-- start DATASET ENTRIES --

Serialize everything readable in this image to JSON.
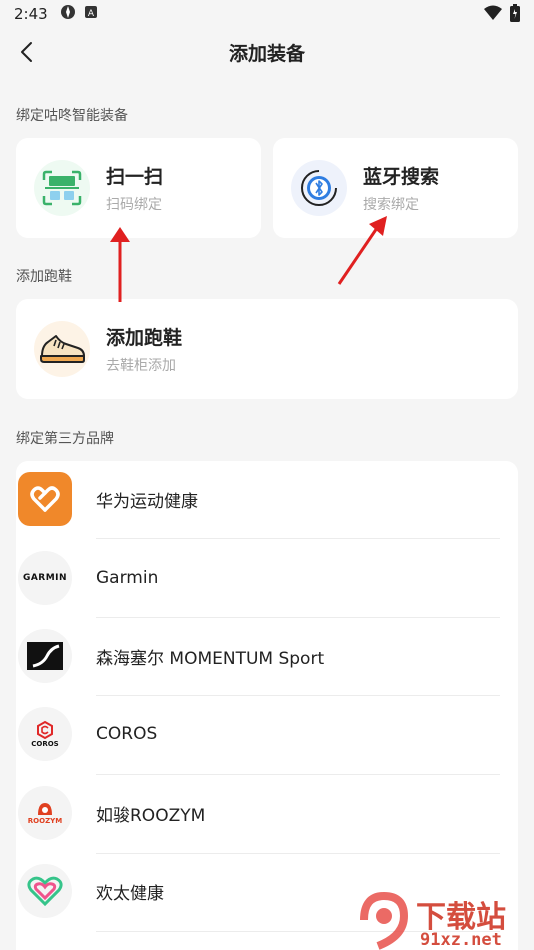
{
  "status_bar": {
    "time": "2:43"
  },
  "header": {
    "title": "添加装备"
  },
  "section_smart": {
    "label": "绑定咕咚智能装备",
    "scan": {
      "title": "扫一扫",
      "subtitle": "扫码绑定"
    },
    "bluetooth": {
      "title": "蓝牙搜索",
      "subtitle": "搜索绑定"
    }
  },
  "section_shoes": {
    "label": "添加跑鞋",
    "shoe": {
      "title": "添加跑鞋",
      "subtitle": "去鞋柜添加"
    }
  },
  "section_brands": {
    "label": "绑定第三方品牌",
    "items": [
      {
        "name": "华为运动健康"
      },
      {
        "name": "Garmin",
        "logo_text": "GARMIN"
      },
      {
        "name": "森海塞尔 MOMENTUM Sport"
      },
      {
        "name": "COROS",
        "logo_text": "COROS"
      },
      {
        "name": "如骏ROOZYM",
        "logo_text": "ROOZYM"
      },
      {
        "name": "欢太健康"
      }
    ]
  },
  "watermark": {
    "text_cn": "下载站",
    "text_url": "91xz.net"
  },
  "colors": {
    "accent_red": "#e02020",
    "huawei_orange": "#f0882a",
    "bluetooth_blue": "#2f7de1"
  }
}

-- end DATASET ENTRIES --

- WHAT TO DO:
Pictures are to be left out; the records above must be repeated word for word.

- ANSWER TO THE EXERCISE:
Serialize everything readable in this image to JSON.
{
  "status_bar": {
    "time": "2:43"
  },
  "header": {
    "title": "添加装备"
  },
  "section_smart": {
    "label": "绑定咕咚智能装备",
    "scan": {
      "title": "扫一扫",
      "subtitle": "扫码绑定"
    },
    "bluetooth": {
      "title": "蓝牙搜索",
      "subtitle": "搜索绑定"
    }
  },
  "section_shoes": {
    "label": "添加跑鞋",
    "shoe": {
      "title": "添加跑鞋",
      "subtitle": "去鞋柜添加"
    }
  },
  "section_brands": {
    "label": "绑定第三方品牌",
    "items": [
      {
        "name": "华为运动健康"
      },
      {
        "name": "Garmin",
        "logo_text": "GARMIN"
      },
      {
        "name": "森海塞尔 MOMENTUM Sport"
      },
      {
        "name": "COROS",
        "logo_text": "COROS"
      },
      {
        "name": "如骏ROOZYM",
        "logo_text": "ROOZYM"
      },
      {
        "name": "欢太健康"
      }
    ]
  },
  "watermark": {
    "text_cn": "下载站",
    "text_url": "91xz.net"
  },
  "colors": {
    "accent_red": "#e02020",
    "huawei_orange": "#f0882a",
    "bluetooth_blue": "#2f7de1"
  }
}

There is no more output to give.